[Given passage]:
— start —
[Smt-talk] cadential 6/4 chords

Charles J. Smith cjsmith at buffalo.edu
Mon Feb 13 09:40:03 PST 2012

As Rick elegantly reminds us (in the spirit of Lewin and many other  
greats of the discipline), dialectic richness is the name of our  
game. Reductionism, the belief that statements of the form "X is  
nothing but a Y" are important, is the enemy—tempting, seductive,  
flattering, but oh so destructive.


PS In the sketches that UB undergraduates learn to do in their first- 
year harmony course, a cadential 6/4 is usually shown as a [I 6/4] on  
the first level—the RN indicating that affiliation with Tonic  
material, and square brackets serving as a reminder that this is not  
a normal functional Tonic chord. On the second level, it then becomes  
part of a larger V chord that begins where the cadential 6/4 began— 
with qualifying figured bass symbols 6–5 and 4–3 on the V to show  
what are now accented non-chord-tones on this level. It's not an  
ideal solution, but it is an attempt to capture more than one aspect  
of what common-practice composers clearly recognized as a distinct  
and discriminate harmonic entity. This kind of phenomenological  
balancing act is almost impossible with acknowledging more than one  
level of harmonic activity, as well as more Lewinesque overlaps of  
functionality on any one level—one more reason why "beginning"  
harmony instruction should be multi-level right from the start!

On 13 Feb 2012, at 11:49 AM, Richard Cohn wrote:

> Yet another intervener, here to endorse Dimitar's position on the  
> hybrid status of cadential 6/4 chords. My own experience of 6/4  
> chords that arrive in cadential positions (near end of phrase,  
> fifth degree in bass, strong metric position) is that, under most  
> circumstances, the arrival carries with it a first-default  
> expectation of resolution to a dominant, with the generic down-by- 
> step voice-leading, etc. When that first default is executed, I  
> think there are good reasons to consider the 6/4 as a dominant  
> chord with displaced voices; and those reasons have been amply  
> articulated in this discussion.
— end —
[Job]: Reproduce the message on cadential 6/4 chords word for word, from "harmony instruction should" to "in this discussion.".

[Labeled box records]
— start —
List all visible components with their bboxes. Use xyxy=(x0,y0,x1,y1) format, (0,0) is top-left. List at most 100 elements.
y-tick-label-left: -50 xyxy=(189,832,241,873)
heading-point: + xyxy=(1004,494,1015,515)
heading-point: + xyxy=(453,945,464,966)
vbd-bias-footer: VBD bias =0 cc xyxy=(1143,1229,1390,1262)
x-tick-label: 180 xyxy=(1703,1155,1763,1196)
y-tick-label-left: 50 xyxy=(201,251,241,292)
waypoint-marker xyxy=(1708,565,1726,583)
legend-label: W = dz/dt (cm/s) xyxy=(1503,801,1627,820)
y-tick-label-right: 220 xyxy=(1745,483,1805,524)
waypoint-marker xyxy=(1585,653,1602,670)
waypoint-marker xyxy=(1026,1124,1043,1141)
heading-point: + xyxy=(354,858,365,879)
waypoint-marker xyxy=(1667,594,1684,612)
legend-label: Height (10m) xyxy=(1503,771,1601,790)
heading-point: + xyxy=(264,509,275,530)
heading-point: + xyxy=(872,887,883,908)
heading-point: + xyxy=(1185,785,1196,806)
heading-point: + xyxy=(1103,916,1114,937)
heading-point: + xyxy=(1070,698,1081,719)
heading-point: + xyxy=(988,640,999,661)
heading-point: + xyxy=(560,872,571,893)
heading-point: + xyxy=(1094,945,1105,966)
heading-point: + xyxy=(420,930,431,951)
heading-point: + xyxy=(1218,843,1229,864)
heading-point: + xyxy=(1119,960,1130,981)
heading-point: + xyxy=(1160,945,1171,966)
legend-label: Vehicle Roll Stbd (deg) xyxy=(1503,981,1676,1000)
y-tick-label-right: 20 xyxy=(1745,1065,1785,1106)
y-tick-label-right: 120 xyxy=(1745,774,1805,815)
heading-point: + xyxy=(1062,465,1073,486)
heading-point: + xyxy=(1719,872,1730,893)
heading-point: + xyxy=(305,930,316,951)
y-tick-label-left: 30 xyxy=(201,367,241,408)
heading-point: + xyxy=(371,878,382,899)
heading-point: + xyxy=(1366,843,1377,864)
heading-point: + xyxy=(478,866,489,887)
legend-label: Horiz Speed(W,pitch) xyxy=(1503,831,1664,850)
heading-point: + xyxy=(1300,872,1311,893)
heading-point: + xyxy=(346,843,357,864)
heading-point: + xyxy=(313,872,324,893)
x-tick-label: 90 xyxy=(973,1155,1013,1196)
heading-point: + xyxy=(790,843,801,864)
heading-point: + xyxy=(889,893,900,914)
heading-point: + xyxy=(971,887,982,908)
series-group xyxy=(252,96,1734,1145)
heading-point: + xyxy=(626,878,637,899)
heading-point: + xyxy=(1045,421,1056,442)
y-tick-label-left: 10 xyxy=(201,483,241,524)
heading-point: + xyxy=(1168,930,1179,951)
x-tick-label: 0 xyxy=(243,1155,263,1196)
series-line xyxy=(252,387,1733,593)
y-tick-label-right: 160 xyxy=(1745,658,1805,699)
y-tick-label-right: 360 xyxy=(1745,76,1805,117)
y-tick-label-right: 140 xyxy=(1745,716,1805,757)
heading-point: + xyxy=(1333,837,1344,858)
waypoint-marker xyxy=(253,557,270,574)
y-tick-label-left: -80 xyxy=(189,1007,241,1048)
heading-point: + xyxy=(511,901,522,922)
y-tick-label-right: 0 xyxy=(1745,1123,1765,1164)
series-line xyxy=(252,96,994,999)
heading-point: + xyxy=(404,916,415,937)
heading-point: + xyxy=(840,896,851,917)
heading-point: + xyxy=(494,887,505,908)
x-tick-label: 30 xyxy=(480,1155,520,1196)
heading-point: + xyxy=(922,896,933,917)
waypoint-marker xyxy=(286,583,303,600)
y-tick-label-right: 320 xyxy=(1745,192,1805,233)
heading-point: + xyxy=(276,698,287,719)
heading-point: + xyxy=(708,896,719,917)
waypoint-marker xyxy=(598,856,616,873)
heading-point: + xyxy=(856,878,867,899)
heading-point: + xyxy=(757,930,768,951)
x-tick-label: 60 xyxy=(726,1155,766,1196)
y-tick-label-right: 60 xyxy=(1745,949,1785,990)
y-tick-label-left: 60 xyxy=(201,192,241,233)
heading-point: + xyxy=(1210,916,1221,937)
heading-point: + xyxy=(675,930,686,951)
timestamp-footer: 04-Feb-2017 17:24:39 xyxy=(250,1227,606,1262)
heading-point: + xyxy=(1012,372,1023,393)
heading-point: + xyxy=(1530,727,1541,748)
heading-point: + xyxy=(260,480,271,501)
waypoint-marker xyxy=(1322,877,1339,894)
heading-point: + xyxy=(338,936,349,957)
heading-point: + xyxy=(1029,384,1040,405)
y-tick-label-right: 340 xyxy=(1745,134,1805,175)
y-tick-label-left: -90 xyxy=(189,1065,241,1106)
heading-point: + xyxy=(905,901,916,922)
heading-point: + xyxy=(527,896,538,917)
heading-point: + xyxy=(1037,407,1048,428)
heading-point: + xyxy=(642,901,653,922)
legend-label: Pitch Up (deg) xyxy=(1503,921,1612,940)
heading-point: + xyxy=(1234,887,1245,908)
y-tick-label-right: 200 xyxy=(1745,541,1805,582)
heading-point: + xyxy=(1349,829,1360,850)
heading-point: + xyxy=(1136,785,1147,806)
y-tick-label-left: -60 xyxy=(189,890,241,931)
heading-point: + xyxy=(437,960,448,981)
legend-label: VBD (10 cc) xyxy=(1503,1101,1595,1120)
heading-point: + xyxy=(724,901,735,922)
— end —
[Result]:
harmony instruction should be multi-level right from the start!

On 13 Feb 2012, at 11:49 AM, Richard Cohn wrote:

> Yet another intervener, here to endorse Dimitar's position on the  
> hybrid status of cadential 6/4 chords. My own experience of 6/4  
> chords that arrive in cadential positions (near end of phrase,  
> fifth degree in bass, strong metric position) is that, under most  
> circumstances, the arrival carries with it a first-default  
> expectation of resolution to a dominant, with the generic down-by- 
> step voice-leading, etc. When that first default is executed, I  
> think there are good reasons to consider the 6/4 as a dominant  
> chord with displaced voices; and those reasons have been amply  
> articulated in this discussion.